Aim of the exercise: From the entries below, copy every line that holds the word "value".

# Data entries start

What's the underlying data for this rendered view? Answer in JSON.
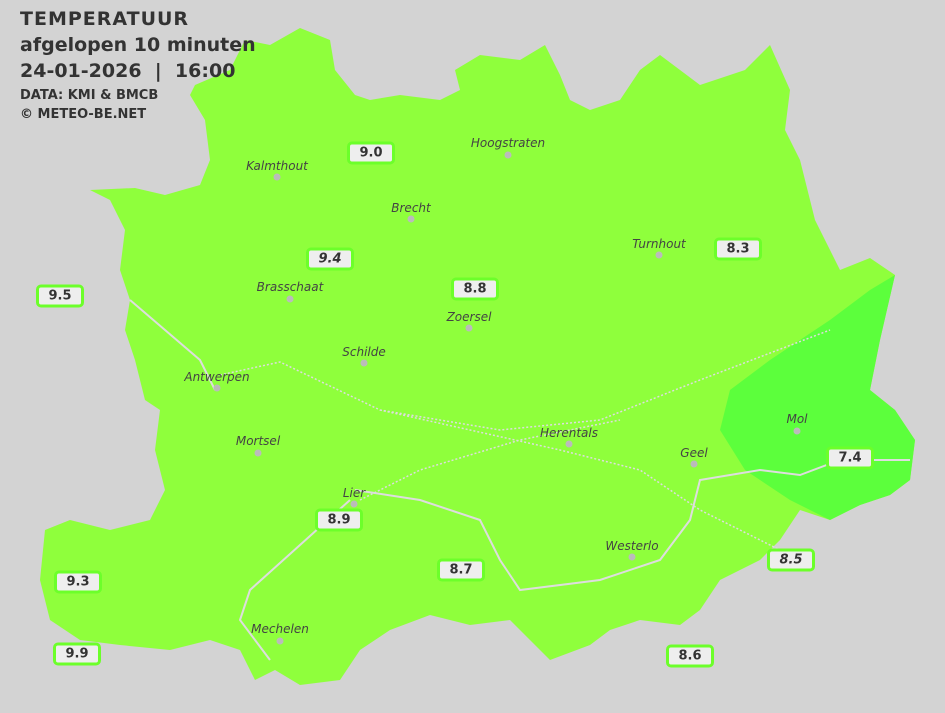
{
  "header": {
    "title": "TEMPERATUUR",
    "subtitle": "afgelopen 10 minuten",
    "datetime": "24-01-2026  |  16:00",
    "source": "DATA: KMI & BMCB",
    "copyright": "© METEO-BE.NET"
  },
  "colors": {
    "background": "#d3d3d3",
    "zone_9": "#8fff3c",
    "zone_7": "#5cff3c",
    "label_border": "#6cff2a"
  },
  "cities": [
    {
      "name": "Kalmthout"
    },
    {
      "name": "Hoogstraten"
    },
    {
      "name": "Brecht"
    },
    {
      "name": "Turnhout"
    },
    {
      "name": "Brasschaat"
    },
    {
      "name": "Zoersel"
    },
    {
      "name": "Schilde"
    },
    {
      "name": "Antwerpen"
    },
    {
      "name": "Mortsel"
    },
    {
      "name": "Herentals"
    },
    {
      "name": "Mol"
    },
    {
      "name": "Geel"
    },
    {
      "name": "Lier"
    },
    {
      "name": "Westerlo"
    },
    {
      "name": "Mechelen"
    }
  ],
  "stations": [
    {
      "value": "9.0"
    },
    {
      "value": "9.4"
    },
    {
      "value": "8.3"
    },
    {
      "value": "8.8"
    },
    {
      "value": "9.5"
    },
    {
      "value": "7.4"
    },
    {
      "value": "8.9"
    },
    {
      "value": "8.5"
    },
    {
      "value": "9.3"
    },
    {
      "value": "8.7"
    },
    {
      "value": "9.9"
    },
    {
      "value": "8.6"
    }
  ]
}
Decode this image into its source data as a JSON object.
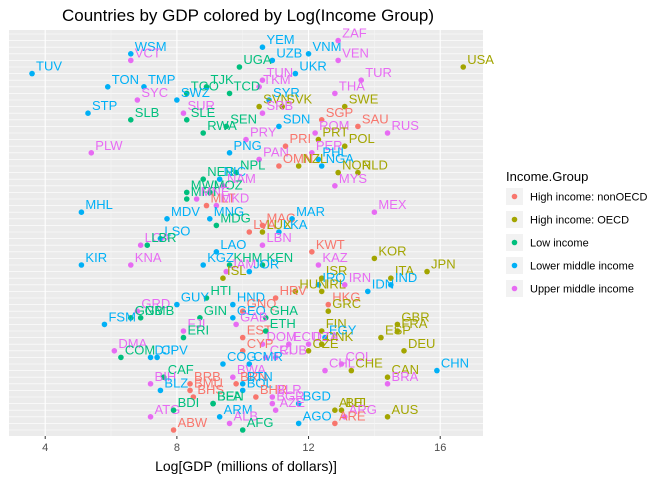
{
  "chart_data": {
    "type": "scatter",
    "title": "Countries by GDP colored by Log(Income Group)",
    "xlabel": "Log[GDP (millions of dollars)]",
    "ylabel": "",
    "xlim": [
      2.9,
      17.3
    ],
    "xticks": [
      4,
      8,
      12,
      16
    ],
    "y_axis": "none",
    "grid": true,
    "legend": {
      "title": "Income.Group",
      "placement": "right",
      "entries": [
        {
          "name": "High income: nonOECD",
          "color": "#F8766D"
        },
        {
          "name": "High income: OECD",
          "color": "#A3A500"
        },
        {
          "name": "Low income",
          "color": "#00BF7D"
        },
        {
          "name": "Lower middle income",
          "color": "#00B0F6"
        },
        {
          "name": "Upper middle income",
          "color": "#E76BF3"
        }
      ]
    },
    "points": [
      {
        "label": "USA",
        "x": 16.7,
        "r": 5,
        "g": 1
      },
      {
        "label": "TUV",
        "x": 3.6,
        "r": 6,
        "g": 3
      },
      {
        "label": "WSM",
        "x": 6.6,
        "r": 3,
        "g": 3
      },
      {
        "label": "VCT",
        "x": 6.6,
        "r": 4,
        "g": 4
      },
      {
        "label": "VNM",
        "x": 12.0,
        "r": 3,
        "g": 3
      },
      {
        "label": "ZAF",
        "x": 12.9,
        "r": 1,
        "g": 4
      },
      {
        "label": "VEN",
        "x": 12.9,
        "r": 4,
        "g": 4
      },
      {
        "label": "YEM",
        "x": 10.6,
        "r": 2,
        "g": 3
      },
      {
        "label": "UZB",
        "x": 10.9,
        "r": 4,
        "g": 3
      },
      {
        "label": "UKR",
        "x": 11.6,
        "r": 6,
        "g": 3
      },
      {
        "label": "UGA",
        "x": 9.9,
        "r": 5,
        "g": 2
      },
      {
        "label": "TUN",
        "x": 10.6,
        "r": 7,
        "g": 4
      },
      {
        "label": "TUR",
        "x": 13.6,
        "r": 7,
        "g": 4
      },
      {
        "label": "TON",
        "x": 5.9,
        "r": 8,
        "g": 3
      },
      {
        "label": "TMP",
        "x": 7.0,
        "r": 8,
        "g": 3
      },
      {
        "label": "TJK",
        "x": 8.9,
        "r": 8,
        "g": 2
      },
      {
        "label": "TKM",
        "x": 10.5,
        "r": 8,
        "g": 4
      },
      {
        "label": "TGO",
        "x": 8.3,
        "r": 9,
        "g": 2
      },
      {
        "label": "TCD",
        "x": 9.6,
        "r": 9,
        "g": 2
      },
      {
        "label": "THA",
        "x": 12.8,
        "r": 9,
        "g": 4
      },
      {
        "label": "SYC",
        "x": 6.8,
        "r": 10,
        "g": 4
      },
      {
        "label": "SWZ",
        "x": 8.0,
        "r": 10,
        "g": 3
      },
      {
        "label": "SYR",
        "x": 10.8,
        "r": 10,
        "g": 3
      },
      {
        "label": "SWE",
        "x": 13.1,
        "r": 11,
        "g": 1
      },
      {
        "label": "SVN",
        "x": 10.5,
        "r": 11,
        "g": 1
      },
      {
        "label": "SVK",
        "x": 11.2,
        "r": 11,
        "g": 1
      },
      {
        "label": "STP",
        "x": 5.3,
        "r": 12,
        "g": 3
      },
      {
        "label": "SUR",
        "x": 8.2,
        "r": 12,
        "g": 4
      },
      {
        "label": "SRB",
        "x": 10.6,
        "r": 12,
        "g": 4
      },
      {
        "label": "SLB",
        "x": 6.6,
        "r": 13,
        "g": 2
      },
      {
        "label": "SLE",
        "x": 8.3,
        "r": 13,
        "g": 2
      },
      {
        "label": "SEN",
        "x": 9.5,
        "r": 14,
        "g": 2
      },
      {
        "label": "SDN",
        "x": 11.1,
        "r": 14,
        "g": 3
      },
      {
        "label": "SGP",
        "x": 12.4,
        "r": 13,
        "g": 0
      },
      {
        "label": "SAU",
        "x": 13.5,
        "r": 14,
        "g": 0
      },
      {
        "label": "RWA",
        "x": 8.8,
        "r": 15,
        "g": 2
      },
      {
        "label": "PRY",
        "x": 10.1,
        "r": 16,
        "g": 4
      },
      {
        "label": "ROM",
        "x": 12.2,
        "r": 15,
        "g": 4
      },
      {
        "label": "RUS",
        "x": 14.4,
        "r": 15,
        "g": 4
      },
      {
        "label": "PRT",
        "x": 12.3,
        "r": 16,
        "g": 1
      },
      {
        "label": "PRI",
        "x": 11.3,
        "r": 17,
        "g": 0
      },
      {
        "label": "POL",
        "x": 13.1,
        "r": 17,
        "g": 1
      },
      {
        "label": "PLW",
        "x": 5.4,
        "r": 18,
        "g": 4
      },
      {
        "label": "PNG",
        "x": 9.6,
        "r": 18,
        "g": 3
      },
      {
        "label": "PAN",
        "x": 10.5,
        "r": 19,
        "g": 4
      },
      {
        "label": "PER",
        "x": 12.1,
        "r": 18,
        "g": 4
      },
      {
        "label": "PHL",
        "x": 12.3,
        "r": 19,
        "g": 3
      },
      {
        "label": "OMN",
        "x": 11.1,
        "r": 20,
        "g": 0
      },
      {
        "label": "NZL",
        "x": 11.7,
        "r": 20,
        "g": 1
      },
      {
        "label": "NGA",
        "x": 12.4,
        "r": 20,
        "g": 3
      },
      {
        "label": "NOR",
        "x": 12.9,
        "r": 21,
        "g": 1
      },
      {
        "label": "NLD",
        "x": 13.5,
        "r": 21,
        "g": 1
      },
      {
        "label": "NPL",
        "x": 9.8,
        "r": 21,
        "g": 2
      },
      {
        "label": "NER",
        "x": 8.8,
        "r": 22,
        "g": 2
      },
      {
        "label": "NIC",
        "x": 9.3,
        "r": 22,
        "g": 3
      },
      {
        "label": "NAM",
        "x": 9.4,
        "r": 23,
        "g": 4
      },
      {
        "label": "MYS",
        "x": 12.8,
        "r": 23,
        "g": 4
      },
      {
        "label": "MWI",
        "x": 8.3,
        "r": 24,
        "g": 2
      },
      {
        "label": "MOZ",
        "x": 9.0,
        "r": 24,
        "g": 2
      },
      {
        "label": "MRT",
        "x": 8.3,
        "r": 25,
        "g": 2
      },
      {
        "label": "MNE",
        "x": 8.6,
        "r": 25,
        "g": 4
      },
      {
        "label": "MLT",
        "x": 8.9,
        "r": 26,
        "g": 0
      },
      {
        "label": "MKD",
        "x": 9.2,
        "r": 26,
        "g": 4
      },
      {
        "label": "MHL",
        "x": 5.1,
        "r": 27,
        "g": 3
      },
      {
        "label": "MDV",
        "x": 7.7,
        "r": 28,
        "g": 3
      },
      {
        "label": "MNG",
        "x": 9.0,
        "r": 28,
        "g": 3
      },
      {
        "label": "MDG",
        "x": 9.2,
        "r": 29,
        "g": 2
      },
      {
        "label": "MAR",
        "x": 11.5,
        "r": 28,
        "g": 3
      },
      {
        "label": "MEX",
        "x": 14.0,
        "r": 27,
        "g": 4
      },
      {
        "label": "MAC",
        "x": 10.6,
        "r": 29,
        "g": 0
      },
      {
        "label": "LVA",
        "x": 10.2,
        "r": 30,
        "g": 0
      },
      {
        "label": "LUX",
        "x": 10.6,
        "r": 30,
        "g": 1
      },
      {
        "label": "LKA",
        "x": 11.1,
        "r": 30,
        "g": 3
      },
      {
        "label": "LSO",
        "x": 7.5,
        "r": 31,
        "g": 3
      },
      {
        "label": "LCA",
        "x": 6.9,
        "r": 32,
        "g": 4
      },
      {
        "label": "LBR",
        "x": 7.1,
        "r": 32,
        "g": 2
      },
      {
        "label": "LBN",
        "x": 10.6,
        "r": 32,
        "g": 4
      },
      {
        "label": "KWT",
        "x": 12.1,
        "r": 33,
        "g": 0
      },
      {
        "label": "KOR",
        "x": 14.0,
        "r": 34,
        "g": 1
      },
      {
        "label": "KIR",
        "x": 5.1,
        "r": 35,
        "g": 3
      },
      {
        "label": "KNA",
        "x": 6.6,
        "r": 35,
        "g": 4
      },
      {
        "label": "LAO",
        "x": 9.2,
        "r": 33,
        "g": 3
      },
      {
        "label": "KGZ",
        "x": 8.8,
        "r": 35,
        "g": 3
      },
      {
        "label": "KHM",
        "x": 9.6,
        "r": 35,
        "g": 2
      },
      {
        "label": "KEN",
        "x": 10.6,
        "r": 35,
        "g": 2
      },
      {
        "label": "JAM",
        "x": 9.5,
        "r": 36,
        "g": 4
      },
      {
        "label": "JOR",
        "x": 10.2,
        "r": 36,
        "g": 3
      },
      {
        "label": "KAZ",
        "x": 12.3,
        "r": 35,
        "g": 4
      },
      {
        "label": "JPN",
        "x": 15.6,
        "r": 36,
        "g": 1
      },
      {
        "label": "ITA",
        "x": 14.5,
        "r": 37,
        "g": 1
      },
      {
        "label": "ISL",
        "x": 9.4,
        "r": 37,
        "g": 1
      },
      {
        "label": "ISR",
        "x": 12.4,
        "r": 37,
        "g": 1
      },
      {
        "label": "IRQ",
        "x": 12.3,
        "r": 38,
        "g": 3
      },
      {
        "label": "IRN",
        "x": 13.1,
        "r": 38,
        "g": 4
      },
      {
        "label": "IND",
        "x": 14.5,
        "r": 38,
        "g": 3
      },
      {
        "label": "IDN",
        "x": 13.8,
        "r": 39,
        "g": 3
      },
      {
        "label": "IRL",
        "x": 12.4,
        "r": 39,
        "g": 1
      },
      {
        "label": "HUN",
        "x": 11.6,
        "r": 39,
        "g": 1
      },
      {
        "label": "HTI",
        "x": 8.9,
        "r": 40,
        "g": 2
      },
      {
        "label": "HRV",
        "x": 11.0,
        "r": 40,
        "g": 0
      },
      {
        "label": "HND",
        "x": 9.7,
        "r": 41,
        "g": 3
      },
      {
        "label": "HKG",
        "x": 12.6,
        "r": 41,
        "g": 0
      },
      {
        "label": "GRD",
        "x": 6.8,
        "r": 42,
        "g": 4
      },
      {
        "label": "GUY",
        "x": 8.0,
        "r": 41,
        "g": 3
      },
      {
        "label": "GNQ",
        "x": 10.0,
        "r": 42,
        "g": 0
      },
      {
        "label": "GRC",
        "x": 12.6,
        "r": 42,
        "g": 1
      },
      {
        "label": "GMB",
        "x": 6.9,
        "r": 43,
        "g": 2
      },
      {
        "label": "GNB",
        "x": 6.6,
        "r": 43,
        "g": 2
      },
      {
        "label": "GIN",
        "x": 8.7,
        "r": 43,
        "g": 2
      },
      {
        "label": "GEO",
        "x": 9.7,
        "r": 43,
        "g": 3
      },
      {
        "label": "GHA",
        "x": 10.7,
        "r": 43,
        "g": 2
      },
      {
        "label": "GAB",
        "x": 9.8,
        "r": 44,
        "g": 4
      },
      {
        "label": "GBR",
        "x": 14.7,
        "r": 44,
        "g": 1
      },
      {
        "label": "FRA",
        "x": 14.7,
        "r": 45,
        "g": 1
      },
      {
        "label": "FSM",
        "x": 5.8,
        "r": 44,
        "g": 3
      },
      {
        "label": "FJI",
        "x": 8.2,
        "r": 45,
        "g": 4
      },
      {
        "label": "EST",
        "x": 10.0,
        "r": 46,
        "g": 0
      },
      {
        "label": "ETH",
        "x": 10.7,
        "r": 45,
        "g": 2
      },
      {
        "label": "FIN",
        "x": 12.4,
        "r": 45,
        "g": 1
      },
      {
        "label": "ERI",
        "x": 8.2,
        "r": 46,
        "g": 2
      },
      {
        "label": "ESP",
        "x": 14.2,
        "r": 46,
        "g": 1
      },
      {
        "label": "EGY",
        "x": 12.5,
        "r": 46,
        "g": 3
      },
      {
        "label": "ECU",
        "x": 11.4,
        "r": 47,
        "g": 4
      },
      {
        "label": "DOM",
        "x": 10.6,
        "r": 47,
        "g": 4
      },
      {
        "label": "DNK",
        "x": 12.4,
        "r": 47,
        "g": 1
      },
      {
        "label": "DZA",
        "x": 12.0,
        "r": 47,
        "g": 4
      },
      {
        "label": "DEU",
        "x": 14.9,
        "r": 48,
        "g": 1
      },
      {
        "label": "DMA",
        "x": 6.1,
        "r": 48,
        "g": 4
      },
      {
        "label": "CZE",
        "x": 12.0,
        "r": 48,
        "g": 1
      },
      {
        "label": "DJI",
        "x": 7.2,
        "r": 49,
        "g": 3
      },
      {
        "label": "CYP",
        "x": 10.0,
        "r": 48,
        "g": 0
      },
      {
        "label": "CUB",
        "x": 11.0,
        "r": 49,
        "g": 4
      },
      {
        "label": "CRI",
        "x": 10.7,
        "r": 49,
        "g": 4
      },
      {
        "label": "COM",
        "x": 6.3,
        "r": 49,
        "g": 2
      },
      {
        "label": "CPV",
        "x": 7.4,
        "r": 49,
        "g": 3
      },
      {
        "label": "COG",
        "x": 9.4,
        "r": 50,
        "g": 3
      },
      {
        "label": "CMR",
        "x": 10.2,
        "r": 50,
        "g": 3
      },
      {
        "label": "COL",
        "x": 13.0,
        "r": 50,
        "g": 4
      },
      {
        "label": "CHN",
        "x": 15.9,
        "r": 51,
        "g": 3
      },
      {
        "label": "CHL",
        "x": 12.5,
        "r": 51,
        "g": 4
      },
      {
        "label": "CHE",
        "x": 13.3,
        "r": 51,
        "g": 1
      },
      {
        "label": "CAN",
        "x": 14.4,
        "r": 52,
        "g": 1
      },
      {
        "label": "CAF",
        "x": 7.6,
        "r": 52,
        "g": 2
      },
      {
        "label": "BWA",
        "x": 9.7,
        "r": 52,
        "g": 4
      },
      {
        "label": "BRN",
        "x": 9.8,
        "r": 53,
        "g": 0
      },
      {
        "label": "BTN",
        "x": 10.0,
        "r": 53,
        "g": 3
      },
      {
        "label": "BRB",
        "x": 8.4,
        "r": 53,
        "g": 0
      },
      {
        "label": "BIH",
        "x": 7.2,
        "r": 53,
        "g": 4
      },
      {
        "label": "BRA",
        "x": 14.4,
        "r": 53,
        "g": 4
      },
      {
        "label": "BLZ",
        "x": 7.5,
        "r": 54,
        "g": 3
      },
      {
        "label": "BMU",
        "x": 8.4,
        "r": 54,
        "g": 0
      },
      {
        "label": "BOL",
        "x": 10.0,
        "r": 54,
        "g": 3
      },
      {
        "label": "BHS",
        "x": 8.5,
        "r": 55,
        "g": 0
      },
      {
        "label": "BHR",
        "x": 10.4,
        "r": 55,
        "g": 0
      },
      {
        "label": "BLR",
        "x": 10.9,
        "r": 55,
        "g": 4
      },
      {
        "label": "BGD",
        "x": 11.7,
        "r": 56,
        "g": 3
      },
      {
        "label": "BEN",
        "x": 9.1,
        "r": 56,
        "g": 2
      },
      {
        "label": "BFA",
        "x": 9.1,
        "r": 56,
        "g": 2
      },
      {
        "label": "BGR",
        "x": 10.9,
        "r": 56,
        "g": 4
      },
      {
        "label": "BEL",
        "x": 13.0,
        "r": 57,
        "g": 1
      },
      {
        "label": "AUT",
        "x": 12.8,
        "r": 57,
        "g": 1
      },
      {
        "label": "AUS",
        "x": 14.4,
        "r": 58,
        "g": 1
      },
      {
        "label": "ATG",
        "x": 7.2,
        "r": 58,
        "g": 4
      },
      {
        "label": "AZE",
        "x": 11.0,
        "r": 57,
        "g": 4
      },
      {
        "label": "BDI",
        "x": 7.9,
        "r": 57,
        "g": 2
      },
      {
        "label": "ARM",
        "x": 9.3,
        "r": 58,
        "g": 3
      },
      {
        "label": "ALB",
        "x": 9.6,
        "r": 59,
        "g": 4
      },
      {
        "label": "ARG",
        "x": 13.1,
        "r": 58,
        "g": 4
      },
      {
        "label": "ARE",
        "x": 12.8,
        "r": 59,
        "g": 0
      },
      {
        "label": "AGO",
        "x": 11.7,
        "r": 59,
        "g": 3
      },
      {
        "label": "AFG",
        "x": 10.0,
        "r": 60,
        "g": 2
      },
      {
        "label": "ABW",
        "x": 7.9,
        "r": 60,
        "g": 0
      }
    ]
  }
}
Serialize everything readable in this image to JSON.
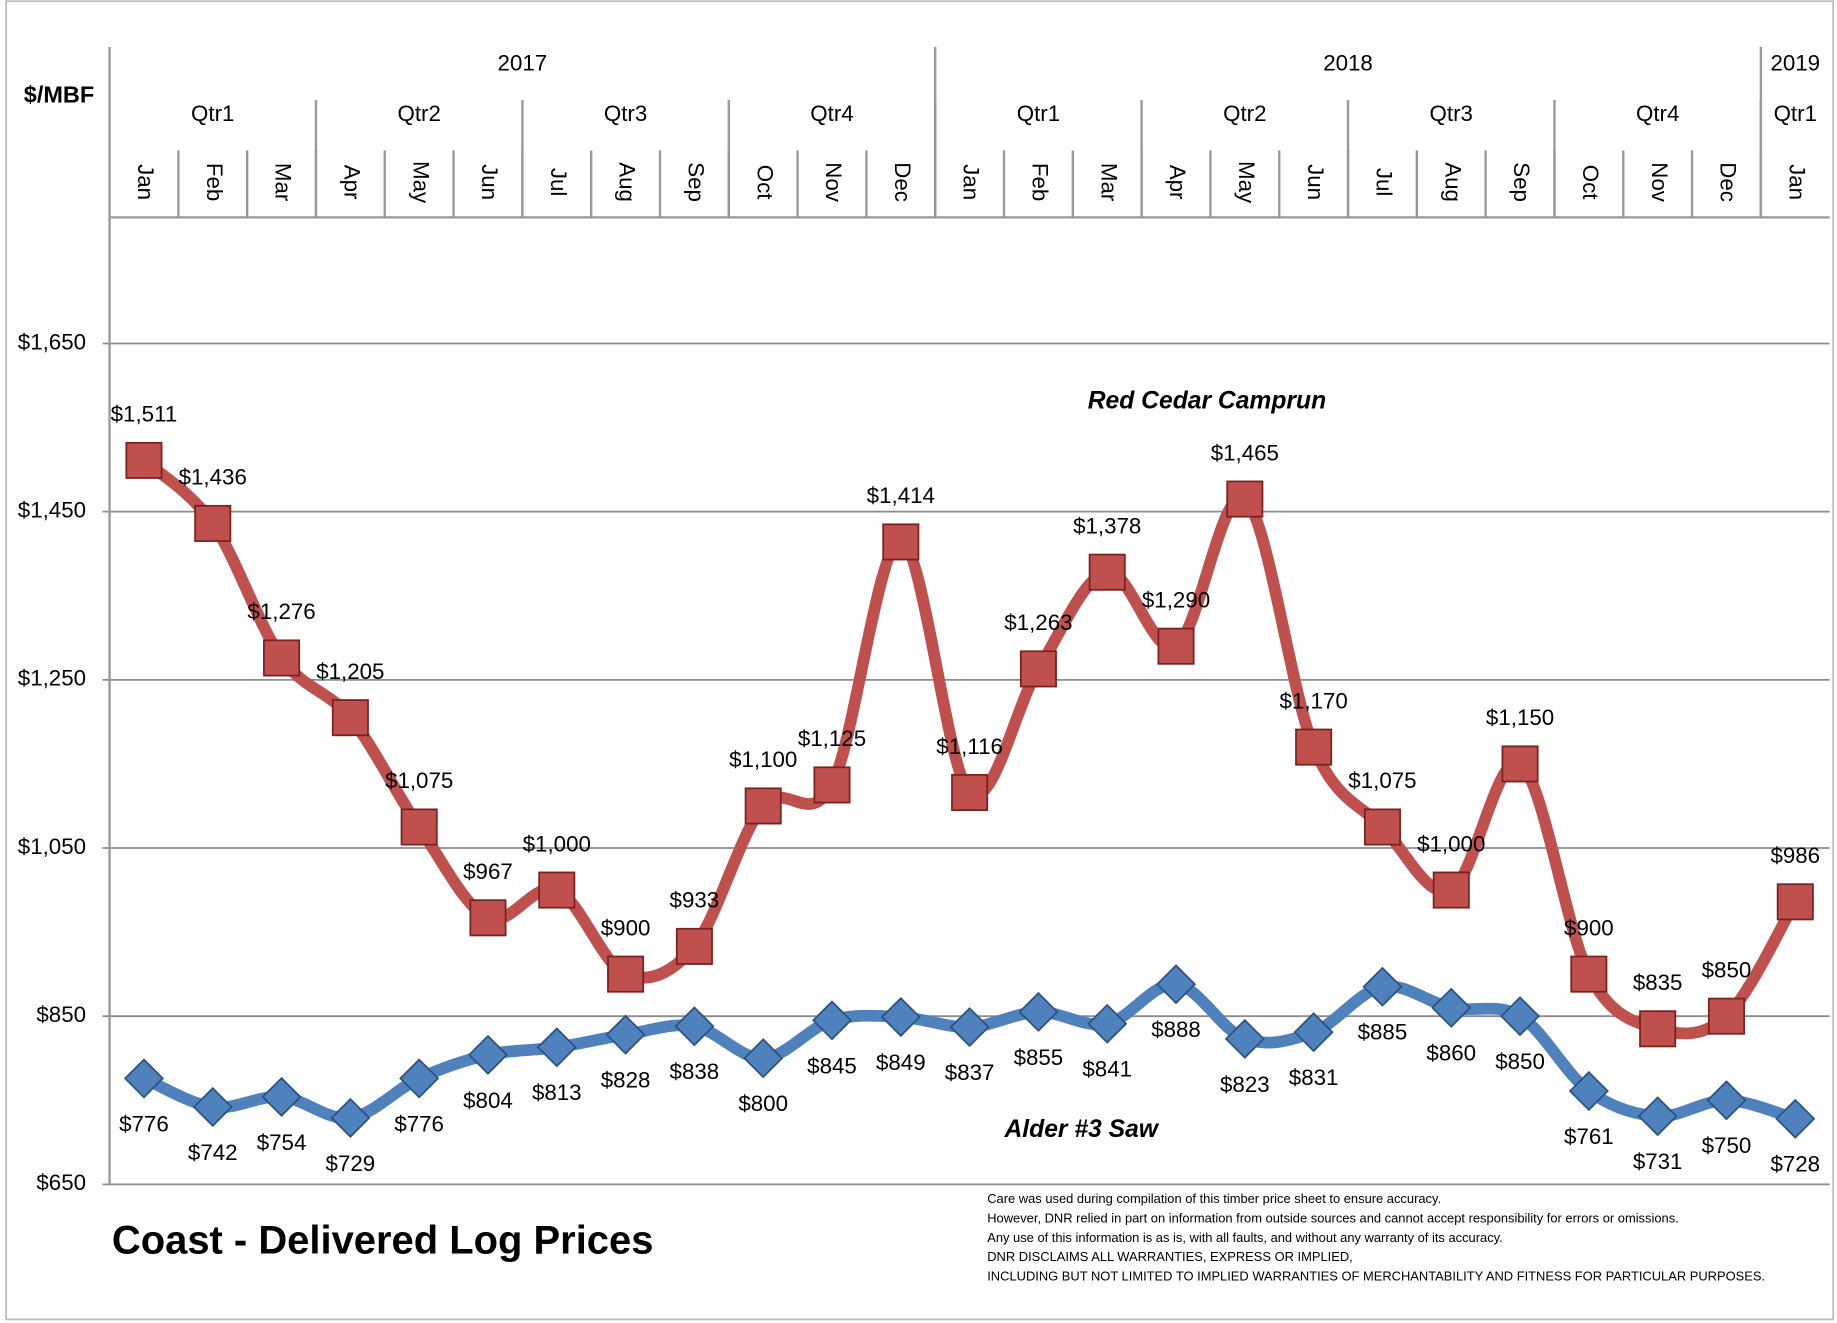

# Data entries end

Final result:
      "value": "9.0"
      "value": "9.4"
      "value": "8.3"
      "value": "8.8"
      "value": "9.5"
      "value": "7.4"
      "value": "8.9"
      "value": "8.5"
      "value": "9.3"
      "value": "8.7"
      "value": "9.9"
      "value": "8.6"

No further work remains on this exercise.